→ **To do**:
Under this task are some entries; return every one of them exactly.

##### Raw data

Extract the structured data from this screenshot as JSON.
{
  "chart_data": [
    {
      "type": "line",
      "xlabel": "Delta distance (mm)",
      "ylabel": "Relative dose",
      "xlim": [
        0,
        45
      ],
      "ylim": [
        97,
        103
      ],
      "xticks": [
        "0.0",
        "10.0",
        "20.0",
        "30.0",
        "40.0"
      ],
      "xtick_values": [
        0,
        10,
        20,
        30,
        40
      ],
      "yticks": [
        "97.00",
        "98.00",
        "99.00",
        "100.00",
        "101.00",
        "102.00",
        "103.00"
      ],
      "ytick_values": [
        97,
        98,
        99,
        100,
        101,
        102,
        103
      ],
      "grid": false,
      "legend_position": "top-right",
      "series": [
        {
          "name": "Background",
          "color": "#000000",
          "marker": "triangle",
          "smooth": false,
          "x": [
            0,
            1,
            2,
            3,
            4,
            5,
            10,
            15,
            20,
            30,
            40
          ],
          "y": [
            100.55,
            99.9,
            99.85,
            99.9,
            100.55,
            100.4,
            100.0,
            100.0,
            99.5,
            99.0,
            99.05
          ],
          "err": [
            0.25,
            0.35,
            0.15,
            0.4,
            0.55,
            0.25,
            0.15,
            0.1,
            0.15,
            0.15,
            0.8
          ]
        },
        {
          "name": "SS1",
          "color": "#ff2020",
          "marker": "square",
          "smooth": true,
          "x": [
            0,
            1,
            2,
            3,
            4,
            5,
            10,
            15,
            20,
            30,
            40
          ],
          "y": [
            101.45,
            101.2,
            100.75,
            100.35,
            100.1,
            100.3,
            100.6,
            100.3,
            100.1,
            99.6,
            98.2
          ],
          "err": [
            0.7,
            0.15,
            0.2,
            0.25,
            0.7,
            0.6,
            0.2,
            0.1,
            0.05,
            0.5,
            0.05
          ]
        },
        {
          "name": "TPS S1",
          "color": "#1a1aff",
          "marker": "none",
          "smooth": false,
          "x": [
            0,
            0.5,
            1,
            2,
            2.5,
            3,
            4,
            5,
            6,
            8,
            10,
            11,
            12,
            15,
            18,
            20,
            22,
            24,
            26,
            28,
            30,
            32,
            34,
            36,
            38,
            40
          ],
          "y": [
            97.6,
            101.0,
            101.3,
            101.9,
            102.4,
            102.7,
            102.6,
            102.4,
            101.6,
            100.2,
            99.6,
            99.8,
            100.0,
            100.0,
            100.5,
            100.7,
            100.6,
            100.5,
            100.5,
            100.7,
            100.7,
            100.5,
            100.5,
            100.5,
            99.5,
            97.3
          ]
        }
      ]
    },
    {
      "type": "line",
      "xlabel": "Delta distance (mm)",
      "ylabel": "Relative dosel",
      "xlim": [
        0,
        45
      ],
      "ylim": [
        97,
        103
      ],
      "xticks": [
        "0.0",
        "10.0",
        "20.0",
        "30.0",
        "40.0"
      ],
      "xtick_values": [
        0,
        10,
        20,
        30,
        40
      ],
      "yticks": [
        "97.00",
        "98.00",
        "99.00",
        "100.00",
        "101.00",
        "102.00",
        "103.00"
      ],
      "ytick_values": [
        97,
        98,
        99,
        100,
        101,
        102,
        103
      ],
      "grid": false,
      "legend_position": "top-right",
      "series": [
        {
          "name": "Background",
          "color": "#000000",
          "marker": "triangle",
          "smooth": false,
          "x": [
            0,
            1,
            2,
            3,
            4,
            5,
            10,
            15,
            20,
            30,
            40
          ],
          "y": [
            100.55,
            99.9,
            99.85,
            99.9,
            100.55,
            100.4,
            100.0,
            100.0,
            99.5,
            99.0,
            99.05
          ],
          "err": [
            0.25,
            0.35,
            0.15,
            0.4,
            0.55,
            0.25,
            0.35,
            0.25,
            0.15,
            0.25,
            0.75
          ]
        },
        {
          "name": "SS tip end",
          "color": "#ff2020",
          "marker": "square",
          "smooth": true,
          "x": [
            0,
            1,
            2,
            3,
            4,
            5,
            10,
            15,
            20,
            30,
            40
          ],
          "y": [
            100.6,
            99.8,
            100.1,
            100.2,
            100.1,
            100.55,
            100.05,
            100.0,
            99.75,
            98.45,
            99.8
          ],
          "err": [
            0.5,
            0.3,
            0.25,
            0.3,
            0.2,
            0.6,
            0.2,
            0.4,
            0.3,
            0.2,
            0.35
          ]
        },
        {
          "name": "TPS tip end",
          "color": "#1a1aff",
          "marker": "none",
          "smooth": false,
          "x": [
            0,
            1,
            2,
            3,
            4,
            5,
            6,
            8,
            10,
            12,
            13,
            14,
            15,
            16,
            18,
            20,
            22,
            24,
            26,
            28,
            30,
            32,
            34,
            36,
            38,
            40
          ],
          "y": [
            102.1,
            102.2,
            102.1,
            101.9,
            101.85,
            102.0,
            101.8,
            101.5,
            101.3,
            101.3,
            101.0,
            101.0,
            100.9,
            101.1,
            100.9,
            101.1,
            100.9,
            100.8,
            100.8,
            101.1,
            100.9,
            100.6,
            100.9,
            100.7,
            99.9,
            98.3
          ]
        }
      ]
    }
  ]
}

##########

→ **Solution to this task**:
Extract the structured data from this screenshot as JSON.
{
  "chart_data": [
    {
      "type": "line",
      "xlabel": "Delta distance (mm)",
      "ylabel": "Relative dose",
      "xlim": [
        0,
        45
      ],
      "ylim": [
        97,
        103
      ],
      "xticks": [
        "0.0",
        "10.0",
        "20.0",
        "30.0",
        "40.0"
      ],
      "xtick_values": [
        0,
        10,
        20,
        30,
        40
      ],
      "yticks": [
        "97.00",
        "98.00",
        "99.00",
        "100.00",
        "101.00",
        "102.00",
        "103.00"
      ],
      "ytick_values": [
        97,
        98,
        99,
        100,
        101,
        102,
        103
      ],
      "grid": false,
      "legend_position": "top-right",
      "series": [
        {
          "name": "Background",
          "color": "#000000",
          "marker": "triangle",
          "smooth": false,
          "x": [
            0,
            1,
            2,
            3,
            4,
            5,
            10,
            15,
            20,
            30,
            40
          ],
          "y": [
            100.55,
            99.9,
            99.85,
            99.9,
            100.55,
            100.4,
            100.0,
            100.0,
            99.5,
            99.0,
            99.05
          ],
          "err": [
            0.25,
            0.35,
            0.15,
            0.4,
            0.55,
            0.25,
            0.15,
            0.1,
            0.15,
            0.15,
            0.8
          ]
        },
        {
          "name": "SS1",
          "color": "#ff2020",
          "marker": "square",
          "smooth": true,
          "x": [
            0,
            1,
            2,
            3,
            4,
            5,
            10,
            15,
            20,
            30,
            40
          ],
          "y": [
            101.45,
            101.2,
            100.75,
            100.35,
            100.1,
            100.3,
            100.6,
            100.3,
            100.1,
            99.6,
            98.2
          ],
          "err": [
            0.7,
            0.15,
            0.2,
            0.25,
            0.7,
            0.6,
            0.2,
            0.1,
            0.05,
            0.5,
            0.05
          ]
        },
        {
          "name": "TPS S1",
          "color": "#1a1aff",
          "marker": "none",
          "smooth": false,
          "x": [
            0,
            0.5,
            1,
            2,
            2.5,
            3,
            4,
            5,
            6,
            8,
            10,
            11,
            12,
            15,
            18,
            20,
            22,
            24,
            26,
            28,
            30,
            32,
            34,
            36,
            38,
            40
          ],
          "y": [
            97.6,
            101.0,
            101.3,
            101.9,
            102.4,
            102.7,
            102.6,
            102.4,
            101.6,
            100.2,
            99.6,
            99.8,
            100.0,
            100.0,
            100.5,
            100.7,
            100.6,
            100.5,
            100.5,
            100.7,
            100.7,
            100.5,
            100.5,
            100.5,
            99.5,
            97.3
          ]
        }
      ]
    },
    {
      "type": "line",
      "xlabel": "Delta distance (mm)",
      "ylabel": "Relative dosel",
      "xlim": [
        0,
        45
      ],
      "ylim": [
        97,
        103
      ],
      "xticks": [
        "0.0",
        "10.0",
        "20.0",
        "30.0",
        "40.0"
      ],
      "xtick_values": [
        0,
        10,
        20,
        30,
        40
      ],
      "yticks": [
        "97.00",
        "98.00",
        "99.00",
        "100.00",
        "101.00",
        "102.00",
        "103.00"
      ],
      "ytick_values": [
        97,
        98,
        99,
        100,
        101,
        102,
        103
      ],
      "grid": false,
      "legend_position": "top-right",
      "series": [
        {
          "name": "Background",
          "color": "#000000",
          "marker": "triangle",
          "smooth": false,
          "x": [
            0,
            1,
            2,
            3,
            4,
            5,
            10,
            15,
            20,
            30,
            40
          ],
          "y": [
            100.55,
            99.9,
            99.85,
            99.9,
            100.55,
            100.4,
            100.0,
            100.0,
            99.5,
            99.0,
            99.05
          ],
          "err": [
            0.25,
            0.35,
            0.15,
            0.4,
            0.55,
            0.25,
            0.35,
            0.25,
            0.15,
            0.25,
            0.75
          ]
        },
        {
          "name": "SS tip end",
          "color": "#ff2020",
          "marker": "square",
          "smooth": true,
          "x": [
            0,
            1,
            2,
            3,
            4,
            5,
            10,
            15,
            20,
            30,
            40
          ],
          "y": [
            100.6,
            99.8,
            100.1,
            100.2,
            100.1,
            100.55,
            100.05,
            100.0,
            99.75,
            98.45,
            99.8
          ],
          "err": [
            0.5,
            0.3,
            0.25,
            0.3,
            0.2,
            0.6,
            0.2,
            0.4,
            0.3,
            0.2,
            0.35
          ]
        },
        {
          "name": "TPS tip end",
          "color": "#1a1aff",
          "marker": "none",
          "smooth": false,
          "x": [
            0,
            1,
            2,
            3,
            4,
            5,
            6,
            8,
            10,
            12,
            13,
            14,
            15,
            16,
            18,
            20,
            22,
            24,
            26,
            28,
            30,
            32,
            34,
            36,
            38,
            40
          ],
          "y": [
            102.1,
            102.2,
            102.1,
            101.9,
            101.85,
            102.0,
            101.8,
            101.5,
            101.3,
            101.3,
            101.0,
            101.0,
            100.9,
            101.1,
            100.9,
            101.1,
            100.9,
            100.8,
            100.8,
            101.1,
            100.9,
            100.6,
            100.9,
            100.7,
            99.9,
            98.3
          ]
        }
      ]
    }
  ]
}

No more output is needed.